- **WHAT THE TASK ASKS**: Using the listing below, report all lines holding the word "цвет".

Dataset items:
┄┄┄┄┄┄┄┄┄┄
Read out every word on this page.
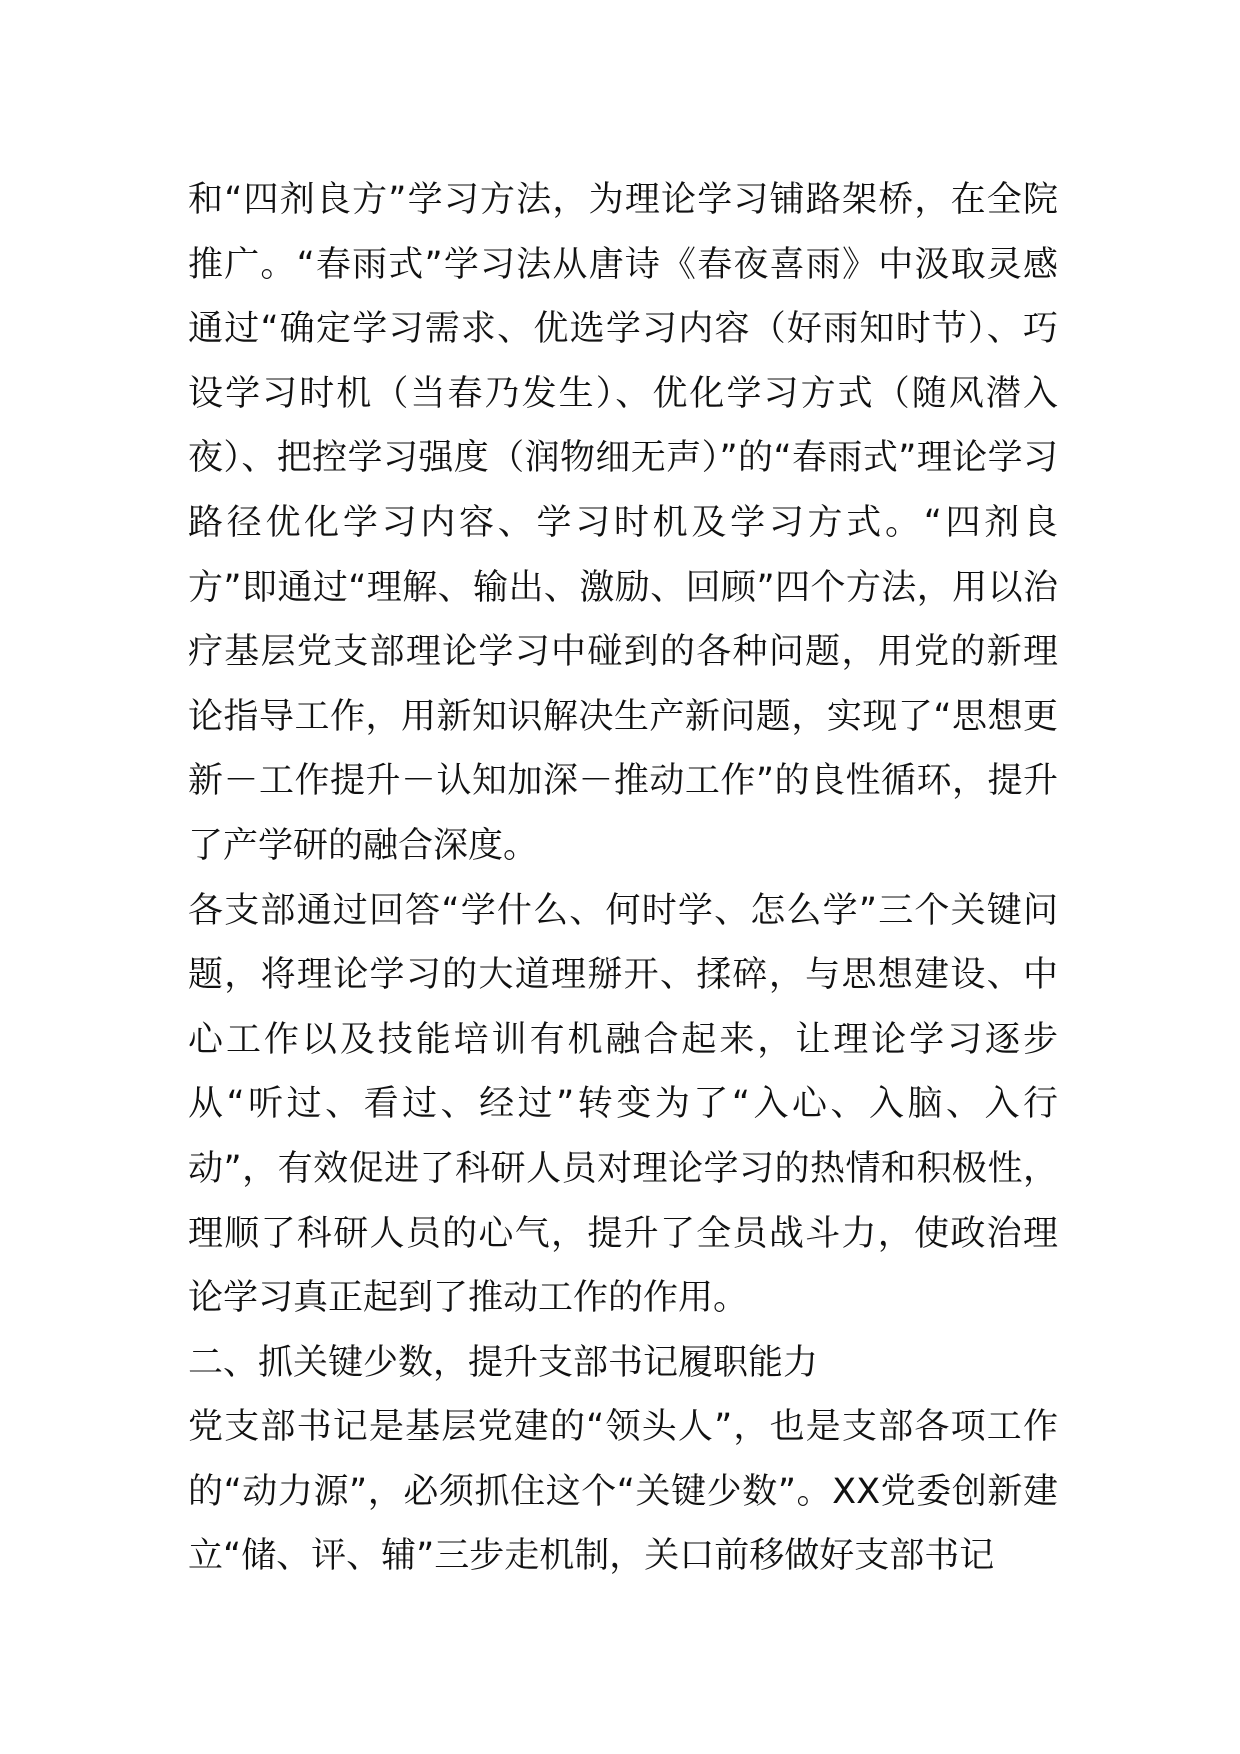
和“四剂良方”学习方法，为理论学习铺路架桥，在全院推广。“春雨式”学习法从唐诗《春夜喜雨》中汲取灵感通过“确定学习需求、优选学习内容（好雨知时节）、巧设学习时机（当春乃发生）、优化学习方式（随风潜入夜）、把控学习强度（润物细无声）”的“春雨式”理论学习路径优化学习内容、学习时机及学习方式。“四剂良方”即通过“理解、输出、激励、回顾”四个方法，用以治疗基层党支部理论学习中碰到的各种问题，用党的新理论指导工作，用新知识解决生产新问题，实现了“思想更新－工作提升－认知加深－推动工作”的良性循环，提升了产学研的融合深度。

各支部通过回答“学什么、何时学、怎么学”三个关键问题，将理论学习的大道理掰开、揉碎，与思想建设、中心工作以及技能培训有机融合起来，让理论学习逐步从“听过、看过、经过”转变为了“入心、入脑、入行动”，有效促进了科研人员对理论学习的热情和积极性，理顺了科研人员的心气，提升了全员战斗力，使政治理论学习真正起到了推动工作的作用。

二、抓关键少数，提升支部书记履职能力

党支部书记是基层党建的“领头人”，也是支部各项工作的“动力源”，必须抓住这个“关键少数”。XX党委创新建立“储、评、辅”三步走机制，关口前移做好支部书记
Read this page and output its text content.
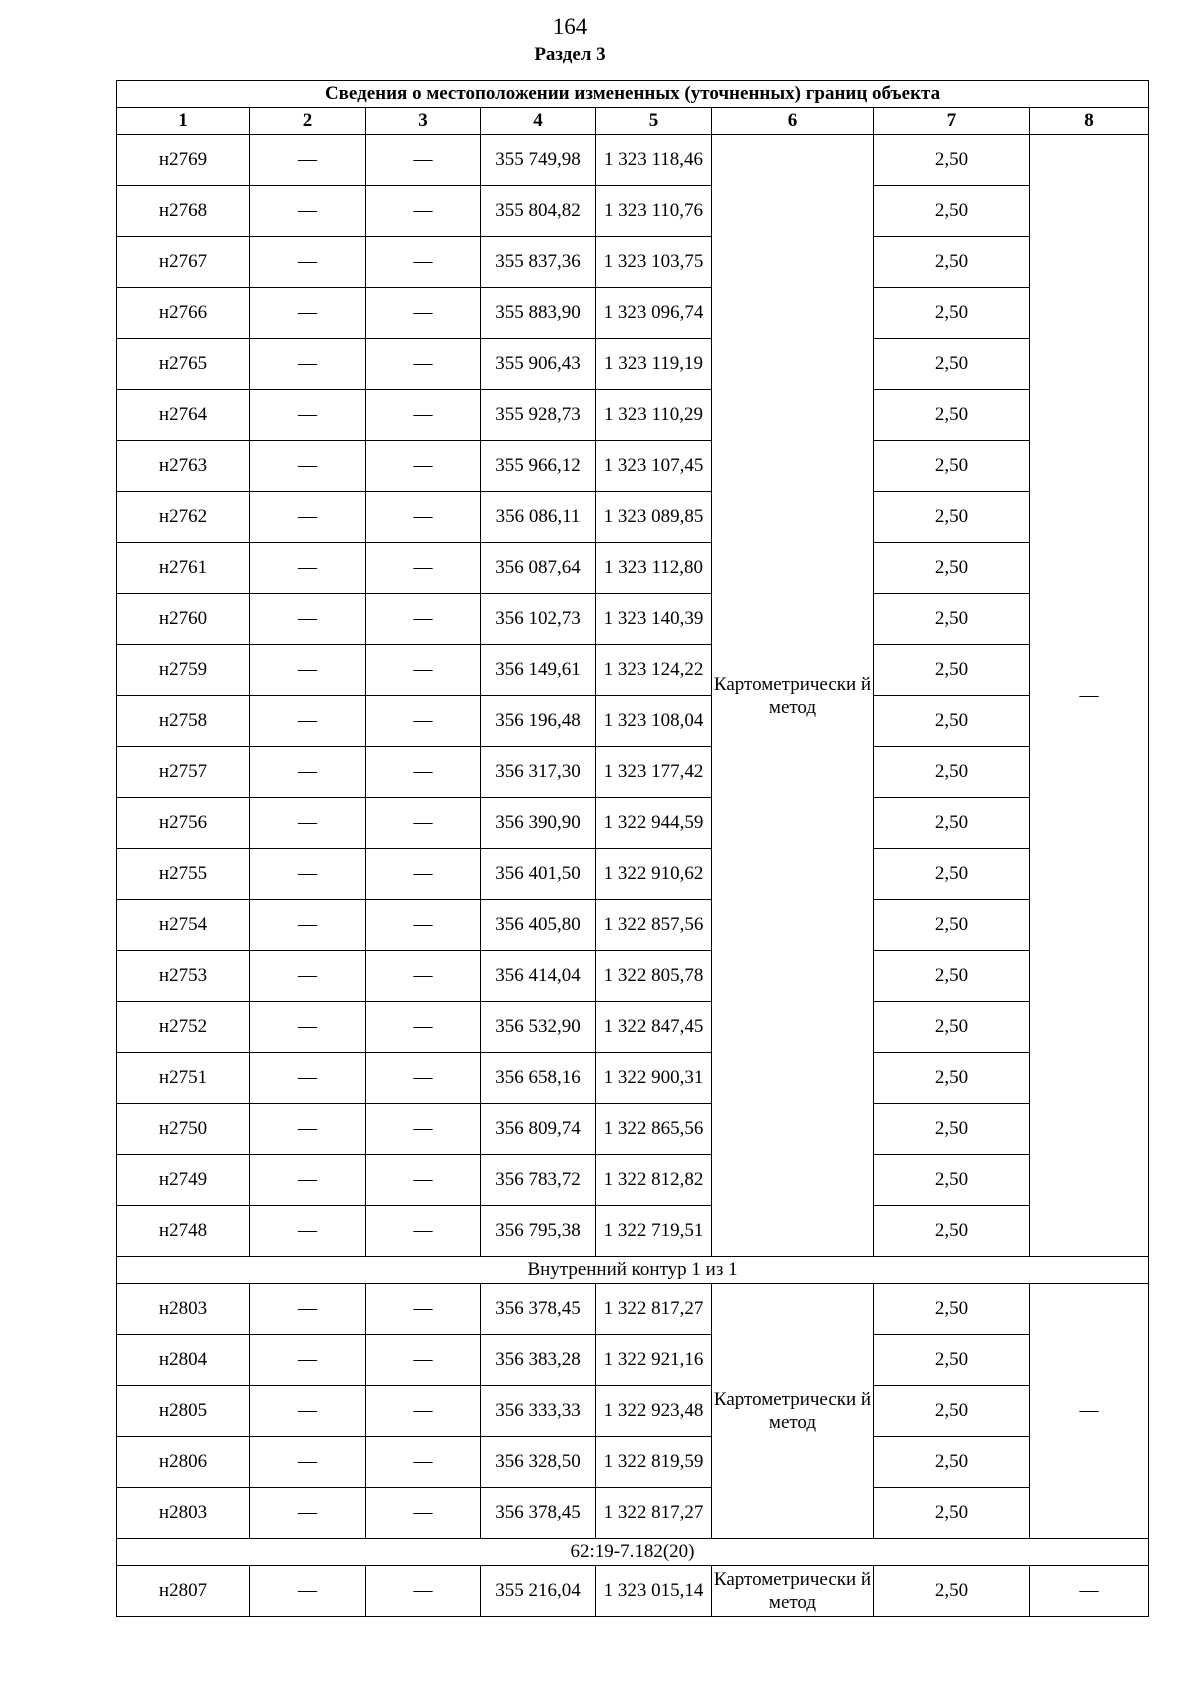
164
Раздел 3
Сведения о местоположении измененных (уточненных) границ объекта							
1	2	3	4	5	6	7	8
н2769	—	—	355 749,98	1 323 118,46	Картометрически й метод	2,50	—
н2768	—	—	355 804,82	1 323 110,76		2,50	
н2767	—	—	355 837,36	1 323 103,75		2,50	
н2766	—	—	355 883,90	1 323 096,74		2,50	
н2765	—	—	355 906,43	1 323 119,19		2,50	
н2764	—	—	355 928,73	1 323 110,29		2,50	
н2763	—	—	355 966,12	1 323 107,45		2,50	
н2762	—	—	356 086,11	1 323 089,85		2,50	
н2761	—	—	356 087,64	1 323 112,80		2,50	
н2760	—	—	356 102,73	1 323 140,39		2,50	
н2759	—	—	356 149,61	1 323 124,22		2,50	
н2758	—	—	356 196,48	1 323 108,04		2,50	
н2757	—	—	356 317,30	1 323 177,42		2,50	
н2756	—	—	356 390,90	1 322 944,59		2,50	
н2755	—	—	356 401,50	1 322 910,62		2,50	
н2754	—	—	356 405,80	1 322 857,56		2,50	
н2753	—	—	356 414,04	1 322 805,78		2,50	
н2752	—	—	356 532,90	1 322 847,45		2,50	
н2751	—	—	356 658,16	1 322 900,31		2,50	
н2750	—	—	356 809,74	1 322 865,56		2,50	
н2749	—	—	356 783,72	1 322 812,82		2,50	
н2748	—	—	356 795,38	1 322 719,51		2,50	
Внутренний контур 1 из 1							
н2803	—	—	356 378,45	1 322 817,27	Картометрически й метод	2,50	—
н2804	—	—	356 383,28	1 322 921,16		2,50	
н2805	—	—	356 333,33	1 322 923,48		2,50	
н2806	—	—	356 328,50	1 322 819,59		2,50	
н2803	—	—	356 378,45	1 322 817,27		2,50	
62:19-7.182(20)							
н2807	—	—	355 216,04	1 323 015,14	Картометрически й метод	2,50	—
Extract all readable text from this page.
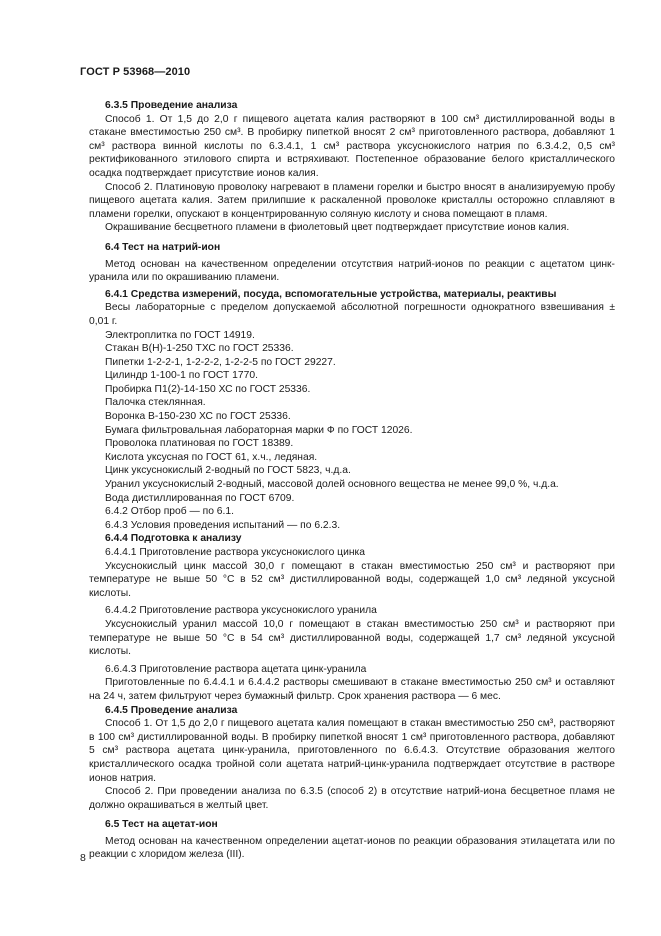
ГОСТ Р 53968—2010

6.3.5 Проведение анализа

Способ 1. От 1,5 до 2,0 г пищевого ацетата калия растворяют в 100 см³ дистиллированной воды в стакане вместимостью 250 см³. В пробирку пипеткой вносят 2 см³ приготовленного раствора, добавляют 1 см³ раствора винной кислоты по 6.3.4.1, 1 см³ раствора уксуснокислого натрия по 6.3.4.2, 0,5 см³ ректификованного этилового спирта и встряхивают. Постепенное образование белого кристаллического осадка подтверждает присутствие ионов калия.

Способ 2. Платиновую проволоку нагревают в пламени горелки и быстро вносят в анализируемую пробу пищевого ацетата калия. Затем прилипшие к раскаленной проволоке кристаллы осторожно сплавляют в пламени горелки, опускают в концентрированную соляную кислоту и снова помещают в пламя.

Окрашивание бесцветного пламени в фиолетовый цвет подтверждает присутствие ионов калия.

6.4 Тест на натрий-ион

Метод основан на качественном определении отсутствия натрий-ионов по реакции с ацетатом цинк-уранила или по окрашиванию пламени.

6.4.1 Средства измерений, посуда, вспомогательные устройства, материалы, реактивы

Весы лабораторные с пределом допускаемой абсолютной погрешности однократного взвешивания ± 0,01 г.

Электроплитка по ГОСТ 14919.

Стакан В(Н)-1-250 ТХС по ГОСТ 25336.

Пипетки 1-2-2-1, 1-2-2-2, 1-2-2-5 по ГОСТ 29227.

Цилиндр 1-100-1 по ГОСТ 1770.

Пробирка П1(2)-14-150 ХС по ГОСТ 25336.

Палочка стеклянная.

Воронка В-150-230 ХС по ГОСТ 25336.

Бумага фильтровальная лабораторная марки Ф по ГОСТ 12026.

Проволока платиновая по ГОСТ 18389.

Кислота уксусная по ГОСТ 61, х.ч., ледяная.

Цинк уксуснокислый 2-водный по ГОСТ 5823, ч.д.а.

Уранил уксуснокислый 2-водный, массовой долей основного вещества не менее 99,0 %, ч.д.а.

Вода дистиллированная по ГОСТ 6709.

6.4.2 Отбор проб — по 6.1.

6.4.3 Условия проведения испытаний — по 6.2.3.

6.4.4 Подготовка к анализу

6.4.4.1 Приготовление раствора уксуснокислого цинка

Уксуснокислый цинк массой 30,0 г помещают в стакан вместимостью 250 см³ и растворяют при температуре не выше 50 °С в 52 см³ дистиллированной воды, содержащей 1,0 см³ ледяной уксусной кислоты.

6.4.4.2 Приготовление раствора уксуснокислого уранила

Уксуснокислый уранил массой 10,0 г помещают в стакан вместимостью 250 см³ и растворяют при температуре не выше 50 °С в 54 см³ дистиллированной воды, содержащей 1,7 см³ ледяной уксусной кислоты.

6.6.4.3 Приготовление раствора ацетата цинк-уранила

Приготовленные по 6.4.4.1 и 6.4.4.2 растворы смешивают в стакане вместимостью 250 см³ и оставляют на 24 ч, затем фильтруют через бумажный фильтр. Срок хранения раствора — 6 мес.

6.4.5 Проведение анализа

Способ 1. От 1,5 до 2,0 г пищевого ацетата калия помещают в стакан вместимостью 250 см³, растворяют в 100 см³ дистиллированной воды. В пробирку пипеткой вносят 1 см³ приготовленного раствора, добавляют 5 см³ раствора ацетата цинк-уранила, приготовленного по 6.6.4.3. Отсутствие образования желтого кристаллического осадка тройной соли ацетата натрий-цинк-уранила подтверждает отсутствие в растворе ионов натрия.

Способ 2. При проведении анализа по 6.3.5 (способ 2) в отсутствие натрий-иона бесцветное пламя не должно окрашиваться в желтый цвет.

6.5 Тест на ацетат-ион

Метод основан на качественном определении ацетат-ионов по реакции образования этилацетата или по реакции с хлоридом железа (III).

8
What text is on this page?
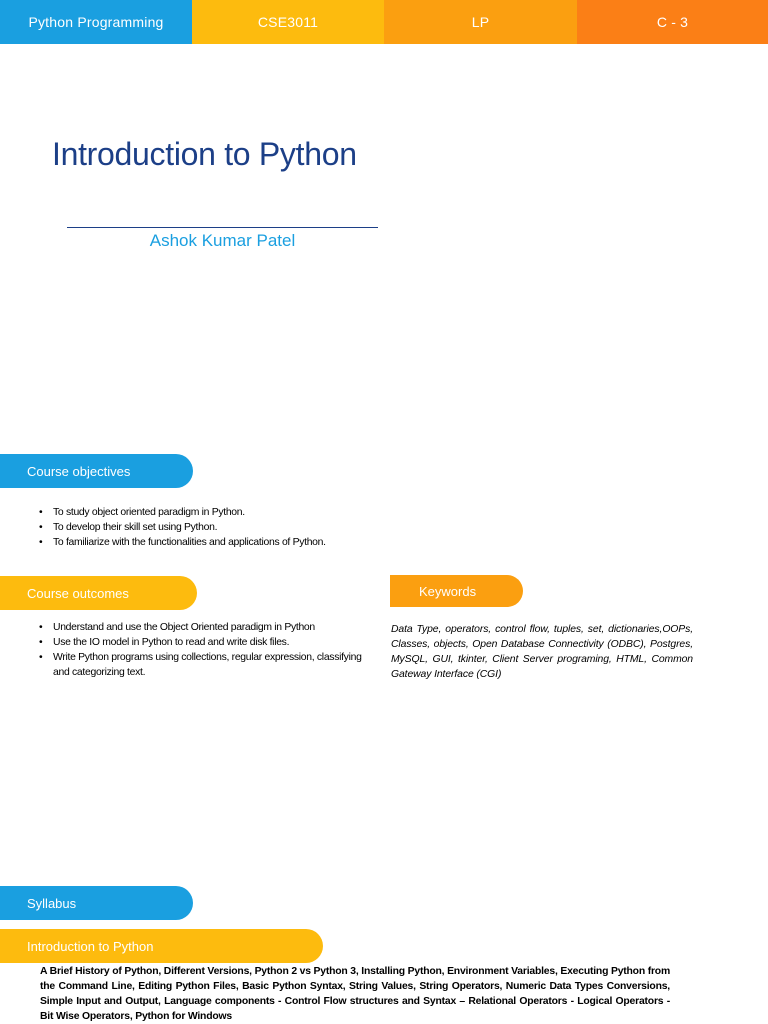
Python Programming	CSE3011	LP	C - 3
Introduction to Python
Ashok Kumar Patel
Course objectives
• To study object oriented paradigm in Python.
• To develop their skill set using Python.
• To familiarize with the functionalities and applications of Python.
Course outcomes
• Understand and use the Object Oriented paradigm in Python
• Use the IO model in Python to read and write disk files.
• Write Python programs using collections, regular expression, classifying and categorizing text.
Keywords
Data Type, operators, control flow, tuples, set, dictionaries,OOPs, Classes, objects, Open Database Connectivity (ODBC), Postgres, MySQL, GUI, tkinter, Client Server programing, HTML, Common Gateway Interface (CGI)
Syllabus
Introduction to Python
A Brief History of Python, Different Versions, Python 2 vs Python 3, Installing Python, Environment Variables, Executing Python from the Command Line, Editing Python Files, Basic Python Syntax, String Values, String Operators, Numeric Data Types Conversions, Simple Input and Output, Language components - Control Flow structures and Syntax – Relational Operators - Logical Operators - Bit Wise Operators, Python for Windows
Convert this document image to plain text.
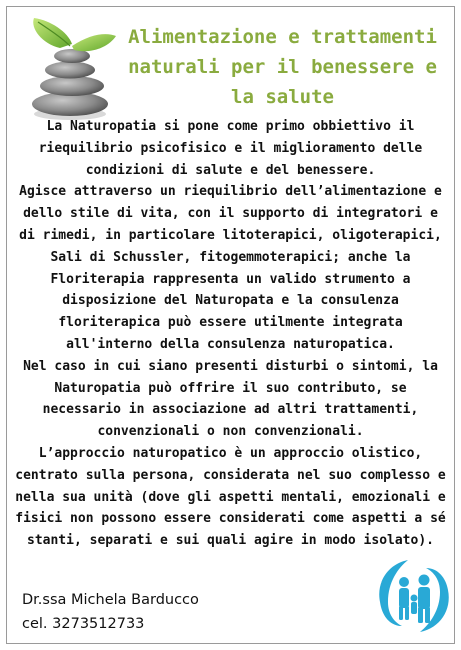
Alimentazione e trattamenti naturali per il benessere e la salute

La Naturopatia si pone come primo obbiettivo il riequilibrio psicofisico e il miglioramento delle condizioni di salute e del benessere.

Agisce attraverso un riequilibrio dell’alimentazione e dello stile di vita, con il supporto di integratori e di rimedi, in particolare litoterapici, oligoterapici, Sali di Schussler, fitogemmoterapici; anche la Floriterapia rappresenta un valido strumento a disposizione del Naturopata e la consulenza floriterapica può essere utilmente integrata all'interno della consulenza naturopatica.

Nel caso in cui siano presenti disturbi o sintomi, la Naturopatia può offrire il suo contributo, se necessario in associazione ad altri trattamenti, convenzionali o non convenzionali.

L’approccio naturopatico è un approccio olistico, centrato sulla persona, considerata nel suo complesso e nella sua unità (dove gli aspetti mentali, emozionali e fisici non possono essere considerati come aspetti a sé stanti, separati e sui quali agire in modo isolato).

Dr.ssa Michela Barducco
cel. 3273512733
┄┄┄┄┄┄┄┄┄┄
- **RESPONSE**:
Окрашивание бесцветного пламени в фиолетовый цвет подтверждает присутствие ионов калия.
Способ 2. При проведении анализа по 6.3.5 (способ 2) в отсутствие натрий-иона бесцветное пламя не должно окрашиваться в желтый цвет.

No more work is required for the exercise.